▶ _Do this_: Scan each line of the records for the word "screenshot" and extract the ones that have it.

[Records]
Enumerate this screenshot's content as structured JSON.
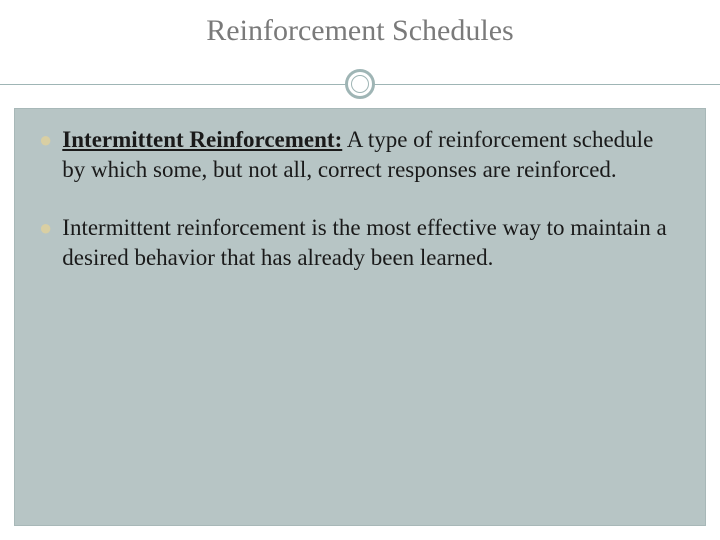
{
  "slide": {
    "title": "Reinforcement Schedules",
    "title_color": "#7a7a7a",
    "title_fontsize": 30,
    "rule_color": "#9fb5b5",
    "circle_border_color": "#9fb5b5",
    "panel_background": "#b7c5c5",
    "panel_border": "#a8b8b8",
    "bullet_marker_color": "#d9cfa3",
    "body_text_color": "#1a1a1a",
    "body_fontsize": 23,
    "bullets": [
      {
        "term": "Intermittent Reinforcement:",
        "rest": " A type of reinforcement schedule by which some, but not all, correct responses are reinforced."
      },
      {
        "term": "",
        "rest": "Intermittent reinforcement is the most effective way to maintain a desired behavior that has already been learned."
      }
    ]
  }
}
---
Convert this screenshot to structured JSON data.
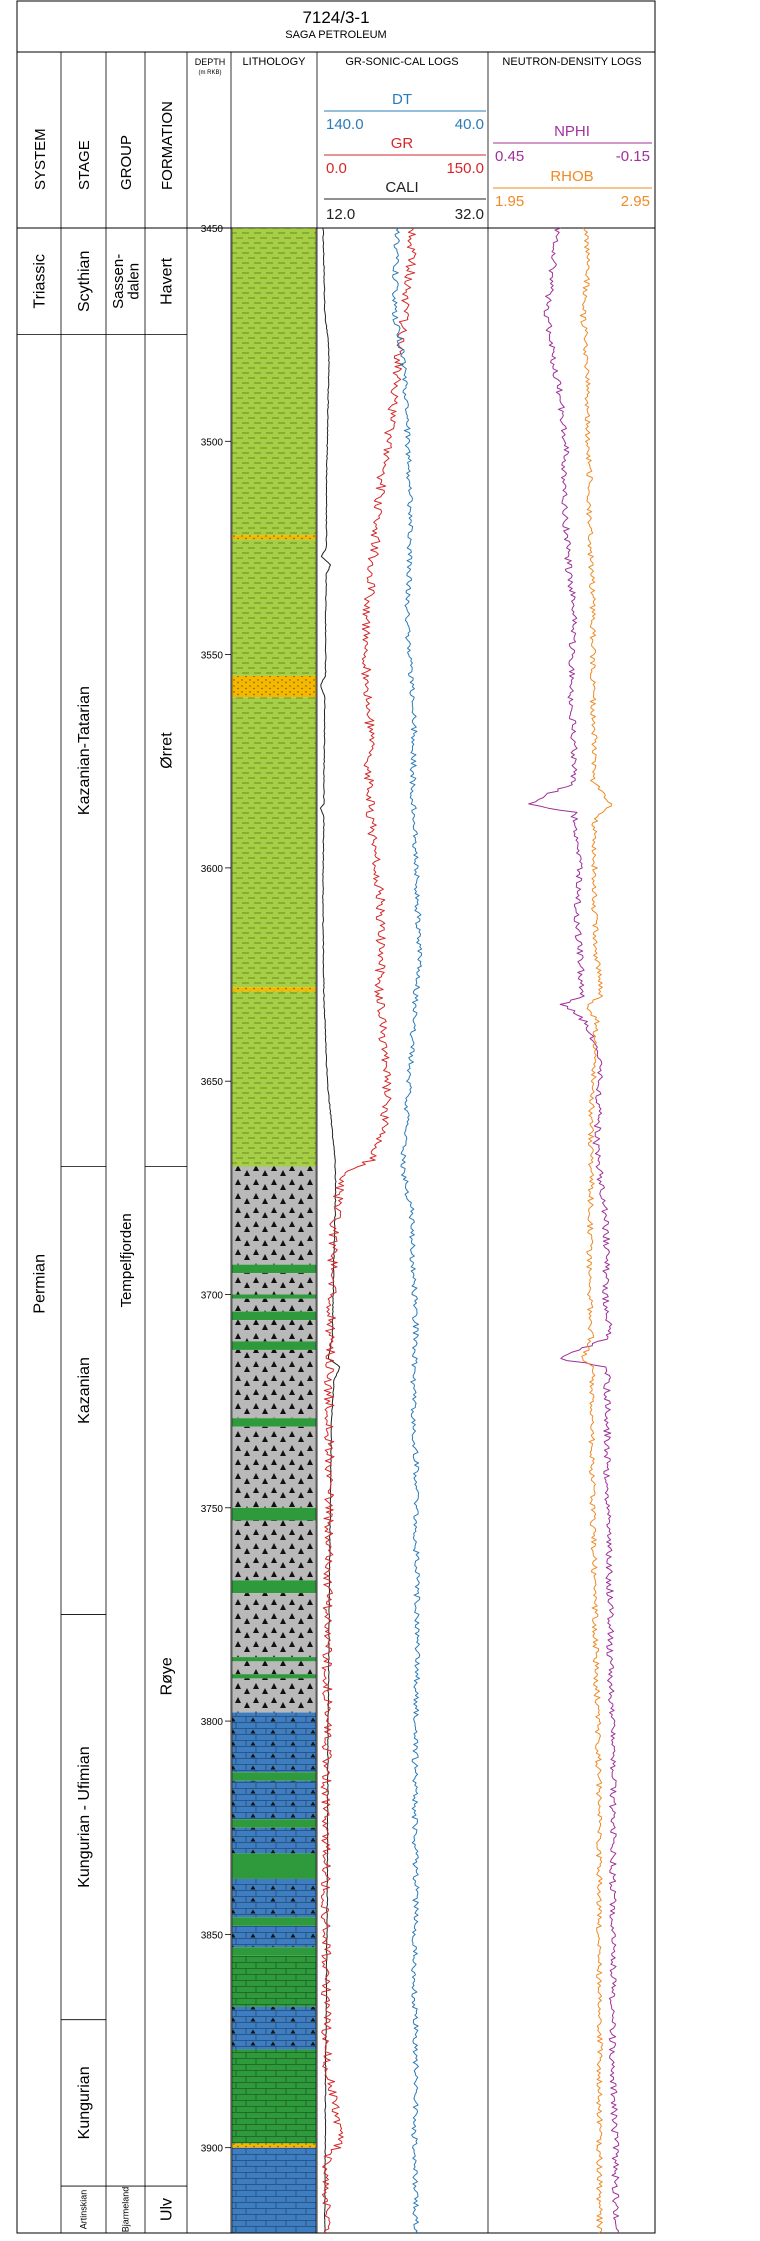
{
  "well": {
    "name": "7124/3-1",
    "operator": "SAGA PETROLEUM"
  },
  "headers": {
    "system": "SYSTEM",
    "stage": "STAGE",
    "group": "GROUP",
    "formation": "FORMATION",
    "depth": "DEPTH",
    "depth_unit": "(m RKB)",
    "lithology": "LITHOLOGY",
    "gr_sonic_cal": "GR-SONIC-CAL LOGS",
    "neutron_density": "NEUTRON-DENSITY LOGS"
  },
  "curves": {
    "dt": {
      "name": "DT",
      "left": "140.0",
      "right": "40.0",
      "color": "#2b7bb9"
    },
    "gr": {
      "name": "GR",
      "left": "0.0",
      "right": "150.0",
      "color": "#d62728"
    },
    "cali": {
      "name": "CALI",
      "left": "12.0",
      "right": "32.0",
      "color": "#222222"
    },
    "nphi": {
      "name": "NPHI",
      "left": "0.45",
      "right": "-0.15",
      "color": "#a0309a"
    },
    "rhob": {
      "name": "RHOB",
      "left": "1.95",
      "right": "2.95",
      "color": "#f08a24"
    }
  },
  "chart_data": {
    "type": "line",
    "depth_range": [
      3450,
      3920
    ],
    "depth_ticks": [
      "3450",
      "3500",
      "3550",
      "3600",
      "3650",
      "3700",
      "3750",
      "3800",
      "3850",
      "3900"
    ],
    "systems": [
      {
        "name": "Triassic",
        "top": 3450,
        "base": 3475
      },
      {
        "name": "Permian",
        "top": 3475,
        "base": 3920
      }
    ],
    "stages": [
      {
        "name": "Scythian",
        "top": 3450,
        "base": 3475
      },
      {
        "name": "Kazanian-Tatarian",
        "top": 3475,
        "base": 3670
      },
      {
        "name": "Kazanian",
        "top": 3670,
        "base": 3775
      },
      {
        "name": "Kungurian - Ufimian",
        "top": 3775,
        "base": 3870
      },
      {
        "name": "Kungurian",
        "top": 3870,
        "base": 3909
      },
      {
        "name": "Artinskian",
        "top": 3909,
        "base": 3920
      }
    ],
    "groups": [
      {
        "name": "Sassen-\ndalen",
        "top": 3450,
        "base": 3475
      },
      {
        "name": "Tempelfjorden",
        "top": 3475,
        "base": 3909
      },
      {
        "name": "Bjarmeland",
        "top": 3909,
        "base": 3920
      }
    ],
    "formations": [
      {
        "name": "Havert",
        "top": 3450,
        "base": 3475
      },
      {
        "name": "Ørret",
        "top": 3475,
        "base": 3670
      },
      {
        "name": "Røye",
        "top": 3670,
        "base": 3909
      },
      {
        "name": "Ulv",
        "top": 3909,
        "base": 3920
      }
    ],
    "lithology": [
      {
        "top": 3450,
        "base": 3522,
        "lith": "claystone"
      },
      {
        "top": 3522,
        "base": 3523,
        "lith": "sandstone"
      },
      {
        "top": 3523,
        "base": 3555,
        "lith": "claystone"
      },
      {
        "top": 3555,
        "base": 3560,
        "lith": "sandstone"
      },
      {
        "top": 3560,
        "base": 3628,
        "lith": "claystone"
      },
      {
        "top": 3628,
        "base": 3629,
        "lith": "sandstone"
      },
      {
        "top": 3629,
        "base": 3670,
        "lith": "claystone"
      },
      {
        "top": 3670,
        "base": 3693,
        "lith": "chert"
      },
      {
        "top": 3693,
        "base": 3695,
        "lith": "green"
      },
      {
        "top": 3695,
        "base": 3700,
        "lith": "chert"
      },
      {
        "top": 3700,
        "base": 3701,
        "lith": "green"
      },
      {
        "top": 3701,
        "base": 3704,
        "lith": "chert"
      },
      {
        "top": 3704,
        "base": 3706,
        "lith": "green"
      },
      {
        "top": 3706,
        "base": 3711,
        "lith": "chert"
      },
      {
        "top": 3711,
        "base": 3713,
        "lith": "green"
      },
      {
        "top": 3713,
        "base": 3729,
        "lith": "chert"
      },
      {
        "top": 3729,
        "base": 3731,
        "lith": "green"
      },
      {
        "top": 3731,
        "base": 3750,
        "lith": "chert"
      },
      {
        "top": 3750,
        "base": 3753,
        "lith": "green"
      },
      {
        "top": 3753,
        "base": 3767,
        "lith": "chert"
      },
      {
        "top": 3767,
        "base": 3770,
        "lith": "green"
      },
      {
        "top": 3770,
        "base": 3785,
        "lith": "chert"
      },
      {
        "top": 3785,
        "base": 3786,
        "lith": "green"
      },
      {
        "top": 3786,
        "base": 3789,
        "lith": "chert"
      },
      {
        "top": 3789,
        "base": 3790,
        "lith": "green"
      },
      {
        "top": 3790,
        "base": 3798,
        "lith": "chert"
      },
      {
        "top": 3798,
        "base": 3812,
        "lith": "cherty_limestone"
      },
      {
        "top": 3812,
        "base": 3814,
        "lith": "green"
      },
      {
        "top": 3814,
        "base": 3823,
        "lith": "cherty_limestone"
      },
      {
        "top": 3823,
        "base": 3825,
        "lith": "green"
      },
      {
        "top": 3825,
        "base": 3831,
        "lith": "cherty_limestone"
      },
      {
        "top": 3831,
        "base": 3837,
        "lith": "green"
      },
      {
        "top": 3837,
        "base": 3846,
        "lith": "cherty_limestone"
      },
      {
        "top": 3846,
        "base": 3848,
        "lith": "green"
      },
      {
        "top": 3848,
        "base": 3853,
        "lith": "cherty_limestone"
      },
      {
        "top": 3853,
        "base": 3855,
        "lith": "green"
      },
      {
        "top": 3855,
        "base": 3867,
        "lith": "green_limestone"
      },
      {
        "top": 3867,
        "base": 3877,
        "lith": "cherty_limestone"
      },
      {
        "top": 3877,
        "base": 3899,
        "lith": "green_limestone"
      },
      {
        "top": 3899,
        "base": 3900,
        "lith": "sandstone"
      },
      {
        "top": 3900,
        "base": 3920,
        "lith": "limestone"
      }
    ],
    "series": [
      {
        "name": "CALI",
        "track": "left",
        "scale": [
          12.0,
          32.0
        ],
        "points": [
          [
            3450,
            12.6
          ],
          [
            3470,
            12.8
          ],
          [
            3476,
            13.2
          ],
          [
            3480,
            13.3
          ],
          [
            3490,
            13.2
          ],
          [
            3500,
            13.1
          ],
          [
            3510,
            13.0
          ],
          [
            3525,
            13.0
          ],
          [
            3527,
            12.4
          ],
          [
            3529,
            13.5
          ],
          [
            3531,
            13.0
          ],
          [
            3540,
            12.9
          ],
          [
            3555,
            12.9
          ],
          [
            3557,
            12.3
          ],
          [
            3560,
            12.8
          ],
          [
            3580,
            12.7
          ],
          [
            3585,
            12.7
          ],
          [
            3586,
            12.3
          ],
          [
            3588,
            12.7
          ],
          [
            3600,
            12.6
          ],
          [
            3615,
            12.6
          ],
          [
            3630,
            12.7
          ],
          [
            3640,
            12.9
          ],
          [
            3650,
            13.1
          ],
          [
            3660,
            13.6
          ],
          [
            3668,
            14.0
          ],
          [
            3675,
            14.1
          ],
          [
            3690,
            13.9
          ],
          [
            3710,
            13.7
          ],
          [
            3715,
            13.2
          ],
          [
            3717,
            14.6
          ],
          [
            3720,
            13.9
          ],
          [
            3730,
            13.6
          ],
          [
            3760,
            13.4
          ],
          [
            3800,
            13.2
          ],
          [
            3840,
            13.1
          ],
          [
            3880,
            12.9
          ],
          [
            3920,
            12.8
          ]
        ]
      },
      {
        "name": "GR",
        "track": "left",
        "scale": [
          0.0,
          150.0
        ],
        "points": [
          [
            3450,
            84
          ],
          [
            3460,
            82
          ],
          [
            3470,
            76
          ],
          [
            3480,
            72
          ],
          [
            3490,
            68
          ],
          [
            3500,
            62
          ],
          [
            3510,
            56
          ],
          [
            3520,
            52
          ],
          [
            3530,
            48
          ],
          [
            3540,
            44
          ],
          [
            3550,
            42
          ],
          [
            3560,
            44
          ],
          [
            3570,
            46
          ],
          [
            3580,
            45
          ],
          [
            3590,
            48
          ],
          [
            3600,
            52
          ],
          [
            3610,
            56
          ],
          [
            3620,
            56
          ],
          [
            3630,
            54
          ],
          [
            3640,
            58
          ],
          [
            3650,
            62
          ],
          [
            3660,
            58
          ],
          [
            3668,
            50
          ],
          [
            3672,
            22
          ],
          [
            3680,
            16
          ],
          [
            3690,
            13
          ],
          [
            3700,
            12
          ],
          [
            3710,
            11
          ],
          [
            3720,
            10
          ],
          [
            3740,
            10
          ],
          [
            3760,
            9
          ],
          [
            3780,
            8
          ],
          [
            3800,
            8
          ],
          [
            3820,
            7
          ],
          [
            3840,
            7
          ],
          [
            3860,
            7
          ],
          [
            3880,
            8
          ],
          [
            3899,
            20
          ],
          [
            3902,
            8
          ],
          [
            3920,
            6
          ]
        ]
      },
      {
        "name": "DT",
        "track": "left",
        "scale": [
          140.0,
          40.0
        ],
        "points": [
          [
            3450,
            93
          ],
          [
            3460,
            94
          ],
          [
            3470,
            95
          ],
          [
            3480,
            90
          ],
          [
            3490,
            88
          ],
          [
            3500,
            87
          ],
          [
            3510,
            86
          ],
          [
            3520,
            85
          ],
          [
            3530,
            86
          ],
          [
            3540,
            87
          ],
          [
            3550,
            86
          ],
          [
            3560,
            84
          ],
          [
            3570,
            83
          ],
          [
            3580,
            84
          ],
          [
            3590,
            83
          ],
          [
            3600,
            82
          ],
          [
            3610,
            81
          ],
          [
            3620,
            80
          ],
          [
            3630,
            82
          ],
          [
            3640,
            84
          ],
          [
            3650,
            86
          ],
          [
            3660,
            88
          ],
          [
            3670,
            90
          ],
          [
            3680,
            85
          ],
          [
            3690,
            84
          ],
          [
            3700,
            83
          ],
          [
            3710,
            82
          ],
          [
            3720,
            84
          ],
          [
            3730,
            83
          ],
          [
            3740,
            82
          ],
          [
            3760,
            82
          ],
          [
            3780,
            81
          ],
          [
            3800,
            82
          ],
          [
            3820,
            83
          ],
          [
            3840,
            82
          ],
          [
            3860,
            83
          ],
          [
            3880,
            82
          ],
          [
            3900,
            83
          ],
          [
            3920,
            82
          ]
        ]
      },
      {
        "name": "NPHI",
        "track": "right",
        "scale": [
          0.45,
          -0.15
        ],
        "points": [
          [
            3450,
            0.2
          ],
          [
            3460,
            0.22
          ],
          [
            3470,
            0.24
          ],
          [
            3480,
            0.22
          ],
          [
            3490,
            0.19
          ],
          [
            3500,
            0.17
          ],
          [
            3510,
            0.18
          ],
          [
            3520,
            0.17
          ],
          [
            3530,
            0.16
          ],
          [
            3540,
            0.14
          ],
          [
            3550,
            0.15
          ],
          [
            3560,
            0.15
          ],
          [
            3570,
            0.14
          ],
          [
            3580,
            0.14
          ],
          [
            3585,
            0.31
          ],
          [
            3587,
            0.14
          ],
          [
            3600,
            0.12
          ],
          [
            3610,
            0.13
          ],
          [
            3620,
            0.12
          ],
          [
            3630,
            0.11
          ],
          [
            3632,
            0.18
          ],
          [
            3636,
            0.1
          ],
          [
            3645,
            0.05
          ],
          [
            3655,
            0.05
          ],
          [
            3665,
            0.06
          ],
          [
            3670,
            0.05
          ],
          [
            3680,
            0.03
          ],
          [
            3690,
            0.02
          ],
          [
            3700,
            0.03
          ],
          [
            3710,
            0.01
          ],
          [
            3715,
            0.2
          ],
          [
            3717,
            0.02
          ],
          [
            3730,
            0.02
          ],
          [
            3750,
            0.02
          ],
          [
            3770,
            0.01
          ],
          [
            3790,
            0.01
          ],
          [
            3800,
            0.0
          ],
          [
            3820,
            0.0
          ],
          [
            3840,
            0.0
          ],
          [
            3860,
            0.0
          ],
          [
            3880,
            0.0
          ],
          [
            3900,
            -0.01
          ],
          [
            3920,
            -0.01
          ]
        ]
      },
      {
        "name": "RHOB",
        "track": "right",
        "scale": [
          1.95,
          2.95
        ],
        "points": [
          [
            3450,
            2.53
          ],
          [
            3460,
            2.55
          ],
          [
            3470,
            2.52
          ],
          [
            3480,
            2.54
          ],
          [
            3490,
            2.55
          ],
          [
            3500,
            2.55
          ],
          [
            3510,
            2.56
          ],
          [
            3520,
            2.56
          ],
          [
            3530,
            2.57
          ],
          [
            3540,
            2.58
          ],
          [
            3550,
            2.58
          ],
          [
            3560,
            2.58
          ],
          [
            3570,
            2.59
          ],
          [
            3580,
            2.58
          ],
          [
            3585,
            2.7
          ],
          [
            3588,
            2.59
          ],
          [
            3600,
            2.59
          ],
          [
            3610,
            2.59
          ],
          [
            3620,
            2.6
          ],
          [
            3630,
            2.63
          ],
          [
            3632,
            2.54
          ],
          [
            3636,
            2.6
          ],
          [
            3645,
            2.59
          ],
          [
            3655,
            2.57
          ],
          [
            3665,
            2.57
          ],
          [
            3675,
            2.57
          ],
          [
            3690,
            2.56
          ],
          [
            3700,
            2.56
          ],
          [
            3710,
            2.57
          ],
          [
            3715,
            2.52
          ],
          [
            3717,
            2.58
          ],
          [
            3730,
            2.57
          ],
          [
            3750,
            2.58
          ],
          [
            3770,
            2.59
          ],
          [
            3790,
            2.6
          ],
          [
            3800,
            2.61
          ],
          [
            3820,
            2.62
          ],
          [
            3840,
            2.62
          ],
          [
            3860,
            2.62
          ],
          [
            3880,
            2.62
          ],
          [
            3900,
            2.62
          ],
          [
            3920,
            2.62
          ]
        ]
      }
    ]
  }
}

▶ _Written response_:
Enumerate this screenshot's content as structured JSON.
Convert this screenshot to structured JSON data.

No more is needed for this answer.